● **EXERCISE DIRECTIONS**
Every line that contains "ready" counts once; give the total number of such lines, with no other words.

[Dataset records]
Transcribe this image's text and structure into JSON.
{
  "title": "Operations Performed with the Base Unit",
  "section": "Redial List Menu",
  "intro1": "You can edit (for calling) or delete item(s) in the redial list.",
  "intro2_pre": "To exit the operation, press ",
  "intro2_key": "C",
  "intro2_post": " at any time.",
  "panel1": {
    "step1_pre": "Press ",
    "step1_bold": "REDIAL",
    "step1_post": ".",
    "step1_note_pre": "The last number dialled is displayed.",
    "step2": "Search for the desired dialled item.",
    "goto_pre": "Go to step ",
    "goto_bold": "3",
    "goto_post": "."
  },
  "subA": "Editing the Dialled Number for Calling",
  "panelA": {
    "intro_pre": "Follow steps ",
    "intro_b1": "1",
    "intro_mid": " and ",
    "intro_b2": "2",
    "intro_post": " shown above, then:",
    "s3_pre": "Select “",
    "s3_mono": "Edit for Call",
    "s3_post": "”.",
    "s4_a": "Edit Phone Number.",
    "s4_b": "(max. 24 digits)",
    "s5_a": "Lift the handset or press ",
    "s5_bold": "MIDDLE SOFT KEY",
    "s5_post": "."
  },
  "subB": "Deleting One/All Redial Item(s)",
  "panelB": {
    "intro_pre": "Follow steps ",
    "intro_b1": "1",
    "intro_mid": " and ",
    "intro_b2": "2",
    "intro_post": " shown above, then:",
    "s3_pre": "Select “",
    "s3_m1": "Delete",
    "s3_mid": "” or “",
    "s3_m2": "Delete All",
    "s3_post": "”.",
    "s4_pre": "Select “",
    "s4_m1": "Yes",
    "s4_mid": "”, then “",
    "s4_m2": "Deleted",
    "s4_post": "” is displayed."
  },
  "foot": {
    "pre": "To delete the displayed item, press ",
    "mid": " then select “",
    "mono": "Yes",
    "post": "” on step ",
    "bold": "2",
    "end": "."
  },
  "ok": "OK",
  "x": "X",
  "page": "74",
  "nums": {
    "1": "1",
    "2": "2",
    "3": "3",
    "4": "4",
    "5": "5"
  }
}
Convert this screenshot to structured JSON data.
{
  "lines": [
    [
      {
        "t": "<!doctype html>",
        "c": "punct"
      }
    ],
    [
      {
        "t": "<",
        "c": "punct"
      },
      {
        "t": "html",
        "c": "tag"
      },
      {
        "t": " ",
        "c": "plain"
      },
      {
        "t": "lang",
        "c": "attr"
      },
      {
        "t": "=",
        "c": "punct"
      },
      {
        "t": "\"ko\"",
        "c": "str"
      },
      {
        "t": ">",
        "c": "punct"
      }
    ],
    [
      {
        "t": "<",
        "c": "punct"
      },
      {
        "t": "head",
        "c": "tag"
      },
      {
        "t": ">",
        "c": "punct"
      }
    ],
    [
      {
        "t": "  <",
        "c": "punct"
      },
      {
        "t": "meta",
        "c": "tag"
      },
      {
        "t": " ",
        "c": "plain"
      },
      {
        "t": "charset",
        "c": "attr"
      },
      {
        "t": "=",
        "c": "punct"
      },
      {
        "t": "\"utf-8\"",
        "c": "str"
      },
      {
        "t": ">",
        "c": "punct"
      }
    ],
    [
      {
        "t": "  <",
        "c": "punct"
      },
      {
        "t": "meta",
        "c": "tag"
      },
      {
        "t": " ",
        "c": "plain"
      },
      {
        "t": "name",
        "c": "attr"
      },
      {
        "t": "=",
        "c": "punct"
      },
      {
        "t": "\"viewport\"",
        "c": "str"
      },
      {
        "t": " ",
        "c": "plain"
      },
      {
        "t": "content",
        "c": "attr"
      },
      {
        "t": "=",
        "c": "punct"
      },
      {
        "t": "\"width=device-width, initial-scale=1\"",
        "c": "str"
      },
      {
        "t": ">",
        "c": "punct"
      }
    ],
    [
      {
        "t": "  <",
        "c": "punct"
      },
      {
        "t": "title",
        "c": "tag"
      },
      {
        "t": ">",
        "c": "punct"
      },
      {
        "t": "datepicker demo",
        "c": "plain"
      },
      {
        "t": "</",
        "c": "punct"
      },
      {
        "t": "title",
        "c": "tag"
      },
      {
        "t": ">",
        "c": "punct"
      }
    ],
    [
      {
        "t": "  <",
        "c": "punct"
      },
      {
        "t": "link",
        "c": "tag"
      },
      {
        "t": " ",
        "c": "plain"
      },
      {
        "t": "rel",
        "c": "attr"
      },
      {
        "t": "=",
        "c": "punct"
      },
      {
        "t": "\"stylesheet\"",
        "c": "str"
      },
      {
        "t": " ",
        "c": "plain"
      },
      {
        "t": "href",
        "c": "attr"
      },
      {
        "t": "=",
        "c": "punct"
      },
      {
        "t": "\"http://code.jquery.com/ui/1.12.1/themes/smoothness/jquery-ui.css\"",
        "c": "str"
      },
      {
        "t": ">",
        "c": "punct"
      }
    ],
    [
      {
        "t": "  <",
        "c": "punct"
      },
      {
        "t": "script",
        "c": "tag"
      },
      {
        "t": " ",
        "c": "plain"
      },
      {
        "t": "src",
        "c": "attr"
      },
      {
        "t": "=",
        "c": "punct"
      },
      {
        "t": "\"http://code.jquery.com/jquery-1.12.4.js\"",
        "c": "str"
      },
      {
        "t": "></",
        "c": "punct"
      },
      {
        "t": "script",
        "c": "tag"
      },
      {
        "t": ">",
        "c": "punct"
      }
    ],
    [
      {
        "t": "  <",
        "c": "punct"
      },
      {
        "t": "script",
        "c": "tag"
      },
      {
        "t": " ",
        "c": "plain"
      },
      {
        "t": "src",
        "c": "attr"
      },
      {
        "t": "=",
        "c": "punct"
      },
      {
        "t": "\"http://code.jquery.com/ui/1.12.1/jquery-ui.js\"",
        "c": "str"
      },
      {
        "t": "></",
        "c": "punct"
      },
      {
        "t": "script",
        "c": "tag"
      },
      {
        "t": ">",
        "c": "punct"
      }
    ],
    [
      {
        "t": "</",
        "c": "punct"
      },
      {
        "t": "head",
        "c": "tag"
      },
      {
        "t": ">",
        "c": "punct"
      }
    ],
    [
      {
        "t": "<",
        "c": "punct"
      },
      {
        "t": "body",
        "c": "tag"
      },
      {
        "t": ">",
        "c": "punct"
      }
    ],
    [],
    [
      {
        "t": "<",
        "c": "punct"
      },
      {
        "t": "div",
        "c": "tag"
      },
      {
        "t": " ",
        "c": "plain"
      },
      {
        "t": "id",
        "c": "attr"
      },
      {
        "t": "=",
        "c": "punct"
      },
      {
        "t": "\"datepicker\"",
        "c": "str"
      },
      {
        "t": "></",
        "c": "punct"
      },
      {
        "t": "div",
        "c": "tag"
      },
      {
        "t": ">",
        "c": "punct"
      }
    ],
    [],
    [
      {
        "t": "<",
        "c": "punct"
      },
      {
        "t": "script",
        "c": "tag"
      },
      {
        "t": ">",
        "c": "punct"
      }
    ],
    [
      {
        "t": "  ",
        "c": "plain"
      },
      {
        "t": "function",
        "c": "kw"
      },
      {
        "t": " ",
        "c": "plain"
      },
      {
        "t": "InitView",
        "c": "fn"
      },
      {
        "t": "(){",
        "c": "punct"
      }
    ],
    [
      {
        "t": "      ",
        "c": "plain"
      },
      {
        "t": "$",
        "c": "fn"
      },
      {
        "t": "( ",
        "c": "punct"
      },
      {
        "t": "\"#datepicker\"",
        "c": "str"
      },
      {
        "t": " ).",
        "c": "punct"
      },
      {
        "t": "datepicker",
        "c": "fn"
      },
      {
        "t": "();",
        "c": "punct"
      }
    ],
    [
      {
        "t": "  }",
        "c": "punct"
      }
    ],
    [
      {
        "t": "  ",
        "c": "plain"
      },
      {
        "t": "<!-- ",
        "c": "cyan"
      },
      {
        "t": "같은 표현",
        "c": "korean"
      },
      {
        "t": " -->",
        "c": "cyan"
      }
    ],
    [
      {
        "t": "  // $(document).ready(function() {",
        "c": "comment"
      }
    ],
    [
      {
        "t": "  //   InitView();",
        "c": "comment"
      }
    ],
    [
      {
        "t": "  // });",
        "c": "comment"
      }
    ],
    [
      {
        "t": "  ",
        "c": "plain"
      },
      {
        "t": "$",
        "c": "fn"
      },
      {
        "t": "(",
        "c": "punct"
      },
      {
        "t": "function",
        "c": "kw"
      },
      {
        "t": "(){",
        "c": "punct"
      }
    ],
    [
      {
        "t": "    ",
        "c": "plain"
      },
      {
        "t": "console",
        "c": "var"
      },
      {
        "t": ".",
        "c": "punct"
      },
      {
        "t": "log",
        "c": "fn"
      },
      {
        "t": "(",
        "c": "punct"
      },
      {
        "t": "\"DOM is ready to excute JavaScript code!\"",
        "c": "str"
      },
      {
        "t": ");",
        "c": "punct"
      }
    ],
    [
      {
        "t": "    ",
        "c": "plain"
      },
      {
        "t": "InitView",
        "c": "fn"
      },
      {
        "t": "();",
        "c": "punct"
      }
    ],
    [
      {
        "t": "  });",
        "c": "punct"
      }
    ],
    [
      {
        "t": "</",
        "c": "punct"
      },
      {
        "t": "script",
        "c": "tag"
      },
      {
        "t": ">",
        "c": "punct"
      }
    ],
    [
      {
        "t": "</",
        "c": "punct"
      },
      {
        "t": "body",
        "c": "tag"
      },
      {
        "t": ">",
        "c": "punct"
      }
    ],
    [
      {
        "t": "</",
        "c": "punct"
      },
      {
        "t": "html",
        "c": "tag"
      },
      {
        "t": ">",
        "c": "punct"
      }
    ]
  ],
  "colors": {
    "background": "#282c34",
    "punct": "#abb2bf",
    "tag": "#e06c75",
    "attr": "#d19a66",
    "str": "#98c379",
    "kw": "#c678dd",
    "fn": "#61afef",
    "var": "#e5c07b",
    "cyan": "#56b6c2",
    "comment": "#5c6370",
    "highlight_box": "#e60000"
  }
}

● **EXERCISE SOLUTION**
2